▼▼▼
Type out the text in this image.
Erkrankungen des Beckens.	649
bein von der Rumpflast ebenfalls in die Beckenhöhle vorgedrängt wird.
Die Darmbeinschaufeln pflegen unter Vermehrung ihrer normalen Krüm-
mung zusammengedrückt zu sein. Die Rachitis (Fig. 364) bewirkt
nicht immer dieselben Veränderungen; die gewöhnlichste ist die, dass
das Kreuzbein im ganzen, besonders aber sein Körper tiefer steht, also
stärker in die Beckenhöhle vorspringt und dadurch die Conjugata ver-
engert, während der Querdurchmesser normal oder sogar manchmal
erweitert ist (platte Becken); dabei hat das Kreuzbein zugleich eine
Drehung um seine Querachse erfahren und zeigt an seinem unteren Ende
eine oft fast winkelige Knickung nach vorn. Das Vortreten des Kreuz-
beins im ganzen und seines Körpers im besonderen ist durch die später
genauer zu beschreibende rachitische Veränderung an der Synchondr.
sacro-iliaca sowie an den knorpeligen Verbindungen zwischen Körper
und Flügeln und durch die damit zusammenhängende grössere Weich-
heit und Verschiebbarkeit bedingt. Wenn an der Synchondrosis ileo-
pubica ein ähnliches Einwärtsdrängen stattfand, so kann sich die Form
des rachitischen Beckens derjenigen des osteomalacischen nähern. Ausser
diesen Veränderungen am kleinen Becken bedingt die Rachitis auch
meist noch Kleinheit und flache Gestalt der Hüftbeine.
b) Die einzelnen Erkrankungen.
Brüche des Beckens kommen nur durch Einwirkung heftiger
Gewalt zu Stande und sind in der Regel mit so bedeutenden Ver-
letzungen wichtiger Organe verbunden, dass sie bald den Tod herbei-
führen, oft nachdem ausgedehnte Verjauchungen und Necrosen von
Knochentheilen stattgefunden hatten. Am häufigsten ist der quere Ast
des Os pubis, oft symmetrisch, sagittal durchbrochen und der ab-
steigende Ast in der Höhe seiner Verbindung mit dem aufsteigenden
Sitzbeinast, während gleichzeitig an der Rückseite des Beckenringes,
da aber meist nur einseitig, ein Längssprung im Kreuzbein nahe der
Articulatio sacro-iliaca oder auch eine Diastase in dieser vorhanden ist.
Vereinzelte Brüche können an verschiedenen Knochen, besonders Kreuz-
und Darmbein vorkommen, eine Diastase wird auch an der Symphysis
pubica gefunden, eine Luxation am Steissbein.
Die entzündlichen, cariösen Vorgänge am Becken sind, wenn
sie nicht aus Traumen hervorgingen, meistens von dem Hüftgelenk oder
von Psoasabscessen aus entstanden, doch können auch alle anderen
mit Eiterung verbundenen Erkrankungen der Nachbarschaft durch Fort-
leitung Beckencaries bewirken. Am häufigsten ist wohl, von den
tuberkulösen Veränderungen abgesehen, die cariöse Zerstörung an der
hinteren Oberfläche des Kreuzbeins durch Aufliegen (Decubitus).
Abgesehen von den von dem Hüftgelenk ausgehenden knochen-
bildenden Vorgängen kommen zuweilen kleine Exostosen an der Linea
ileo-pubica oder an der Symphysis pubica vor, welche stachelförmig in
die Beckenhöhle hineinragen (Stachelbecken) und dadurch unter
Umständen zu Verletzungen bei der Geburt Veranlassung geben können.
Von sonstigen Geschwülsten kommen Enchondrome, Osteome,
▲▲▲
Copy out every line where the word "iliaca" occurs.

sacro-iliaca sowie an den knorpeligen Verbindungen zwischen Körper
Articulatio sacro-iliaca oder auch eine Diastase in dieser vorhanden ist.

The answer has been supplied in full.